Stored data:
---+---
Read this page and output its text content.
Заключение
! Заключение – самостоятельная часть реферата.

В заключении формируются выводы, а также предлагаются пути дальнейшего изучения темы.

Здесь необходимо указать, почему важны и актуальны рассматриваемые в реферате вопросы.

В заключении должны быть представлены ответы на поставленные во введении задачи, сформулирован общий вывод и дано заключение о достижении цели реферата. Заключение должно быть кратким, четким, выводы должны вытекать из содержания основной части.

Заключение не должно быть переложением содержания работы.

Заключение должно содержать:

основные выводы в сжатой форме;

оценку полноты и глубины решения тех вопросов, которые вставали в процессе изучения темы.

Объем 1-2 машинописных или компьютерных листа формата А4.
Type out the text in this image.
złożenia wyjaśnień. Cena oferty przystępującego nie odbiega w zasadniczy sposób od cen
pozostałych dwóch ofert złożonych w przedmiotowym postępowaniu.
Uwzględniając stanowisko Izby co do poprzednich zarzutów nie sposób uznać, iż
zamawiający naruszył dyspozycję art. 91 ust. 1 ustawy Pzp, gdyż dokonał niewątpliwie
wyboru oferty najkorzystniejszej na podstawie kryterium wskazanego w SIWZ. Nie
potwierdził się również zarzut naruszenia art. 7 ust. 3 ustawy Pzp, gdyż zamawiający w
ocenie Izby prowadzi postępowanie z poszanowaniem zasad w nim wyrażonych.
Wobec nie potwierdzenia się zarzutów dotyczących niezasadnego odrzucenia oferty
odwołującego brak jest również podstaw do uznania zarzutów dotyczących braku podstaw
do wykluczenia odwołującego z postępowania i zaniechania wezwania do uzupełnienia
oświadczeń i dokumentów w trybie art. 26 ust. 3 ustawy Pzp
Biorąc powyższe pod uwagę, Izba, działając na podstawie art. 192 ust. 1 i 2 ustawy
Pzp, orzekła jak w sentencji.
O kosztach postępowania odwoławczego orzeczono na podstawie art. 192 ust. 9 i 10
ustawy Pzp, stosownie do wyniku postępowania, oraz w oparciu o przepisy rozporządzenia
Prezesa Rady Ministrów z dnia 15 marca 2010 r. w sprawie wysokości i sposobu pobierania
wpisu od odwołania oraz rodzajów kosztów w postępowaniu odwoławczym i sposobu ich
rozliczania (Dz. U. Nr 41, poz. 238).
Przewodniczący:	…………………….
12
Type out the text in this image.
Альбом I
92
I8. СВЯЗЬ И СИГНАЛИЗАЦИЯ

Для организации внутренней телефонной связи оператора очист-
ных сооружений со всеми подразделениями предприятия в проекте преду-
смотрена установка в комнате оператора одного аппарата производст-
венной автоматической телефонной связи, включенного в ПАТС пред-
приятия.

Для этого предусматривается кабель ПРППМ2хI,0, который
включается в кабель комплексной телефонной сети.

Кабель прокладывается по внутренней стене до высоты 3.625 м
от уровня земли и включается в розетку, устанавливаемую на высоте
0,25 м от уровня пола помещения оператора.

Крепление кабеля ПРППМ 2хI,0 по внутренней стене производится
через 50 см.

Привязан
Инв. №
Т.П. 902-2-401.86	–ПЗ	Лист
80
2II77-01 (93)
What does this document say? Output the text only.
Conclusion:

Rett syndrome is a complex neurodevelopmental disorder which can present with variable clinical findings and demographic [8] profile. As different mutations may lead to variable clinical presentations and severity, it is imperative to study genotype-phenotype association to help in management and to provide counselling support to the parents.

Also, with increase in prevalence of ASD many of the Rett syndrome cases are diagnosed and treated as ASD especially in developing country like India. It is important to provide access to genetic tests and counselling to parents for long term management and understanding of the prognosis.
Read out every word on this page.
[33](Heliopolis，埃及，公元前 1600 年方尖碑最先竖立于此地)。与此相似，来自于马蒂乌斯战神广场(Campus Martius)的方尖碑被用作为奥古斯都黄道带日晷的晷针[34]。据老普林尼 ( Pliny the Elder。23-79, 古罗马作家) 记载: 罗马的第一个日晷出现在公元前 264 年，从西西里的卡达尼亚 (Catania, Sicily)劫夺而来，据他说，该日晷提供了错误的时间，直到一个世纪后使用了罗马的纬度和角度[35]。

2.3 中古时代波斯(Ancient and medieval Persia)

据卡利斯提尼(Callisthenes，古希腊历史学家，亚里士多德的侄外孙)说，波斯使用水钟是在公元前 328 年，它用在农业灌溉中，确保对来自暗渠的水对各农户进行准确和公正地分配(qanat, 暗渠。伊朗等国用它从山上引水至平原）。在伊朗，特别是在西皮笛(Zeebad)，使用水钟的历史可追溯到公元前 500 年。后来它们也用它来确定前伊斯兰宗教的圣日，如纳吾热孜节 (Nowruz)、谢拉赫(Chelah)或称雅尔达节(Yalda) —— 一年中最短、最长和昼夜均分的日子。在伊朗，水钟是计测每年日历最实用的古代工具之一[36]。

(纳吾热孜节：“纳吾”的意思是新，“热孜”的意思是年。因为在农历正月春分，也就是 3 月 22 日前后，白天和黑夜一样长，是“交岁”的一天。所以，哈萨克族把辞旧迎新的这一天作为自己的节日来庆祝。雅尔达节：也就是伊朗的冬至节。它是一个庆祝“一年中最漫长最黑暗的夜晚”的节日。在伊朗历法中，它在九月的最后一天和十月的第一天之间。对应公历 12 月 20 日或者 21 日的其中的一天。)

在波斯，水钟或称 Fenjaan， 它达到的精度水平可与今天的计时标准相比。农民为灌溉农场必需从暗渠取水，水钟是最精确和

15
---+---
▶ **The exercise**:
Copy each line of the listing that contains the string "zamawiający".

▶ **Response for this exercise**:
zamawiający naruszył dyspozycję art. 91 ust. 1 ustawy Pzp, gdyż dokonał niewątpliwie
potwierdził się również zarzut naruszenia art. 7 ust. 3 ustawy Pzp, gdyż zamawiający w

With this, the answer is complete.